» PROBLEM REQUIREMENTS: Every line that holds "предприятиям" should be shown.

» SOURCE RECORDS:
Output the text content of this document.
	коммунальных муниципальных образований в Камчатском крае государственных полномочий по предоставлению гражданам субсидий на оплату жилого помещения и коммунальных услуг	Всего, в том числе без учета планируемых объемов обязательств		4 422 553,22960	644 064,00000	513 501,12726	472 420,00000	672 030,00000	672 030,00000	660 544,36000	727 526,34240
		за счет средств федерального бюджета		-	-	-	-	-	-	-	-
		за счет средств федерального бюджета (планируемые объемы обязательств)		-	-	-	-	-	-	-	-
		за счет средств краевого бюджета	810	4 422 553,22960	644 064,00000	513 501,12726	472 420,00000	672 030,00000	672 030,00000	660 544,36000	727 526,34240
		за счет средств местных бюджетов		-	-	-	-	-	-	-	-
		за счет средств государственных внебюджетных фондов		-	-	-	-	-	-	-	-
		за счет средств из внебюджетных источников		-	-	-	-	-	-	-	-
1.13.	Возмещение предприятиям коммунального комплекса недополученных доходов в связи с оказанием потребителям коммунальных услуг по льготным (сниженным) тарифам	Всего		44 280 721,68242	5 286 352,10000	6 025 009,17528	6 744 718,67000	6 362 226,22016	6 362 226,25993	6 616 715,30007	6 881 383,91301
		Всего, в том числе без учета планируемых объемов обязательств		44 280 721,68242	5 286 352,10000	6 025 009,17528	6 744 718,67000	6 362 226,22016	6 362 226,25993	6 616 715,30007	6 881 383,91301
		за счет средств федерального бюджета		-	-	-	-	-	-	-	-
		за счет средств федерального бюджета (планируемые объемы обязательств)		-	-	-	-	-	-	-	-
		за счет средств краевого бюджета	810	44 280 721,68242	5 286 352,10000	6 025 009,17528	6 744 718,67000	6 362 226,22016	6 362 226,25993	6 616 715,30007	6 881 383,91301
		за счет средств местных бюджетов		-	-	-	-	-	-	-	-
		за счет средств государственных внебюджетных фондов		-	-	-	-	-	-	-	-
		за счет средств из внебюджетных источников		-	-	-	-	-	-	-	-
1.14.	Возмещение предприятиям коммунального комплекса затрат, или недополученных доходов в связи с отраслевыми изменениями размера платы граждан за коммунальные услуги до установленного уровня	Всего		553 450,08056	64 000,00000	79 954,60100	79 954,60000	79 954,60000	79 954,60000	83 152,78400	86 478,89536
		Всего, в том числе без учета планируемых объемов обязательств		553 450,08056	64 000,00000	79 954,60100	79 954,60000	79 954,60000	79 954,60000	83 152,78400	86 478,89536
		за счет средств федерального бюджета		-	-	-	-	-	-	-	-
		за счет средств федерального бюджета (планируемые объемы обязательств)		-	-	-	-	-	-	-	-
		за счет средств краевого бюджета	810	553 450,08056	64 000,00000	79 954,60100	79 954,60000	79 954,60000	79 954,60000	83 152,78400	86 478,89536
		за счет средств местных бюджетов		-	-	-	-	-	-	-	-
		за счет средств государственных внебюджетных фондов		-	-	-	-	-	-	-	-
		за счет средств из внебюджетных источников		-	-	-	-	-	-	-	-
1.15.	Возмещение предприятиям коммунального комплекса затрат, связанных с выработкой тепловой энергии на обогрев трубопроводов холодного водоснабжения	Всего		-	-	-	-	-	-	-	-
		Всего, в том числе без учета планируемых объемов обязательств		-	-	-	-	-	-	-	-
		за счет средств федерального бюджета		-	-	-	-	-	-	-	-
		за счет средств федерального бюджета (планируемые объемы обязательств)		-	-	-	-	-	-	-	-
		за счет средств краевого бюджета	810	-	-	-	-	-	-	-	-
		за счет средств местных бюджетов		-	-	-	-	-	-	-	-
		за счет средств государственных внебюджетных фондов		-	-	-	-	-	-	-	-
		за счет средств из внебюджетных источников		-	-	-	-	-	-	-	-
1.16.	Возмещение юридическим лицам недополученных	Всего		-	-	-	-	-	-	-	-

» WRITTEN ANSWER:
1.13.	Возмещение предприятиям коммунального комплекса недополученных доходов в связи с оказанием потребителям коммунальных услуг по льготным (сниженным) тарифам	Всего		44 280 721,68242	5 286 352,10000	6 025 009,17528	6 744 718,67000	6 362 226,22016	6 362 226,25993	6 616 715,30007	6 881 383,91301
1.14.	Возмещение предприятиям коммунального комплекса затрат, или недополученных доходов в связи с отраслевыми изменениями размера платы граждан за коммунальные услуги до установленного уровня	Всего		553 450,08056	64 000,00000	79 954,60100	79 954,60000	79 954,60000	79 954,60000	83 152,78400	86 478,89536
1.15.	Возмещение предприятиям коммунального комплекса затрат, связанных с выработкой тепловой энергии на обогрев трубопроводов холодного водоснабжения	Всего		-	-	-	-	-	-	-	-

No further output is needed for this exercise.